Show every line in the records below that contains the word "this".

··· Available records

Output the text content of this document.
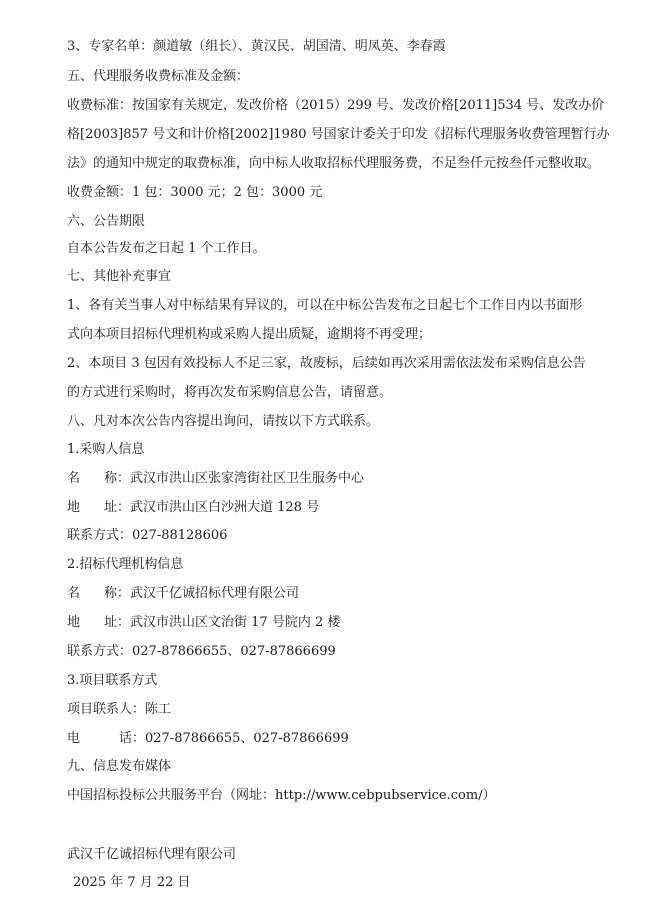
3、专家名单：颜道敏（组长）、黄汉民、胡国清、明凤英、李春霞
五、代理服务收费标准及金额：
收费标准：按国家有关规定，发改价格（2015）299 号、发改价格[2011]534 号、发改办价
格[2003]857 号文和计价格[2002]1980 号国家计委关于印发《招标代理服务收费管理暂行办
法》的通知中规定的取费标准，向中标人收取招标代理服务费，不足叁仟元按叁仟元整收取。
收费金额：1 包：3000 元；2 包：3000 元
六、公告期限
自本公告发布之日起 1 个工作日。
七、其他补充事宜
1、各有关当事人对中标结果有异议的，可以在中标公告发布之日起七个工作日内以书面形
式向本项目招标代理机构或采购人提出质疑，逾期将不再受理；
2、本项目 3 包因有效投标人不足三家，故废标，后续如再次采用需依法发布采购信息公告
的方式进行采购时，将再次发布采购信息公告，请留意。
八、凡对本次公告内容提出询问，请按以下方式联系。
1.采购人信息
名 称：武汉市洪山区张家湾街社区卫生服务中心
地 址：武汉市洪山区白沙洲大道 128 号
联系方式：027-88128606
2.招标代理机构信息
名 称：武汉千亿诚招标代理有限公司
地 址：武汉市洪山区文治街 17 号院内 2 楼
联系方式：027-87866655、027-87866699
3.项目联系方式
项目联系人：陈工
电	话：027-87866655、027-87866699
九、信息发布媒体
中国招标投标公共服务平台（网址：http://www.cebpubservice.com/）
武汉千亿诚招标代理有限公司
2025 年 7 月 22 日
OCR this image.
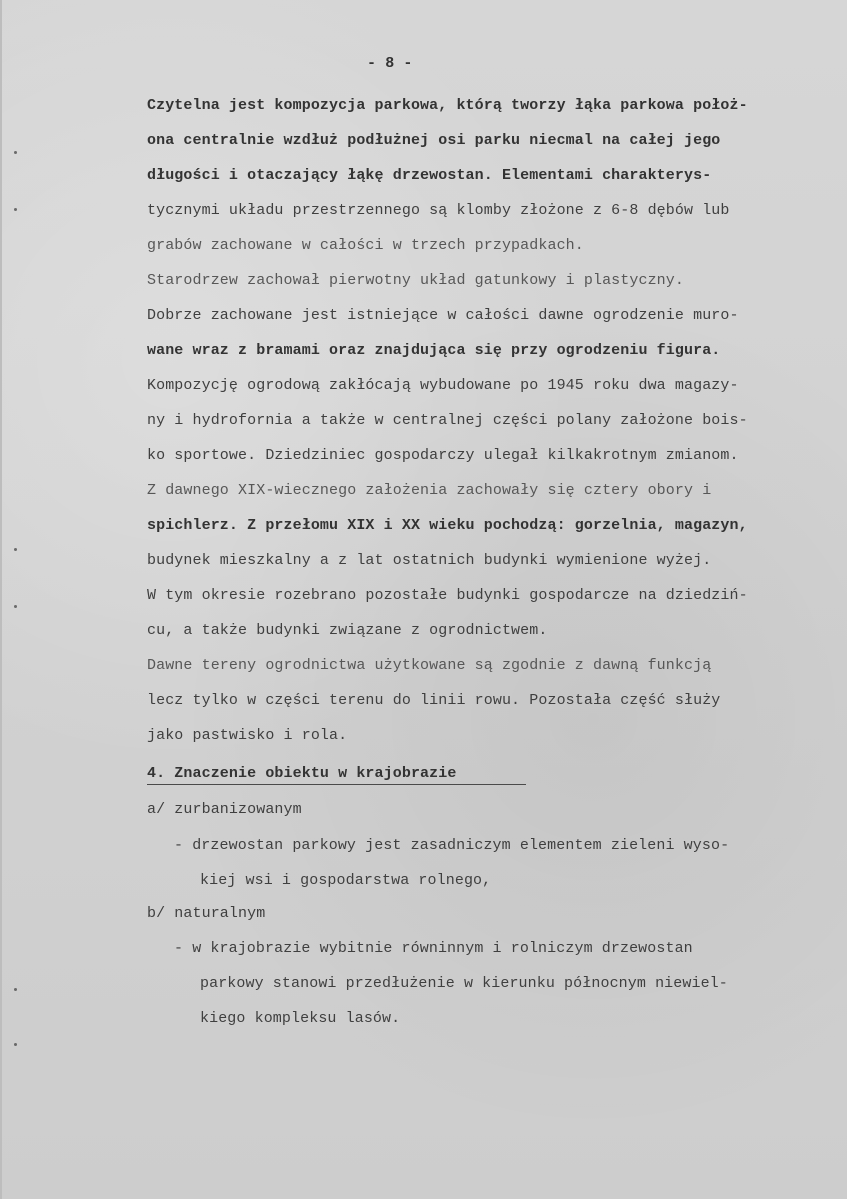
- 8 -
Czytelna jest kompozycja parkowa, którą tworzy łąka parkowa położ-
ona centralnie wzdłuż podłużnej osi parku niecmal na całej jego
długości i otaczający łąkę drzewostan. Elementami charakterys-
tycznymi układu przestrzennego są klomby złożone z 6-8 dębów lub
grabów zachowane w całości w trzech przypadkach.
Starodrzew zachował pierwotny układ gatunkowy i plastyczny.
Dobrze zachowane jest istniejące w całości dawne ogrodzenie muro-
wane wraz z bramami oraz znajdująca się przy ogrodzeniu figura.
Kompozycję ogrodową zakłócają wybudowane po 1945 roku dwa magazy-
ny i hydrofornia a także w centralnej części polany założone bois-
ko sportowe. Dziedziniec gospodarczy ulegał kilkakrotnym zmianom.
Z dawnego XIX-wiecznego założenia zachowały się cztery obory i
spichlerz. Z przełomu XIX i XX wieku pochodzą: gorzelnia, magazyn,
budynek mieszkalny a z lat ostatnich budynki wymienione wyżej.
W tym okresie rozebrano pozostałe budynki gospodarcze na dziedziń-
cu, a także budynki związane z ogrodnictwem.
Dawne tereny ogrodnictwa użytkowane są zgodnie z dawną funkcją
lecz tylko w części terenu do linii rowu. Pozostała część służy
jako pastwisko i rola.
4. Znaczenie obiektu w krajobrazie
a/ zurbanizowanym
- drzewostan parkowy jest zasadniczym elementem zieleni wyso-
kiej wsi i gospodarstwa rolnego,
b/ naturalnym
- w krajobrazie wybitnie równinnym i rolniczym drzewostan
parkowy stanowi przedłużenie w kierunku północnym niewiel-
kiego kompleksu lasów.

······

Correct result
Output the text content of this document.
OCR this image.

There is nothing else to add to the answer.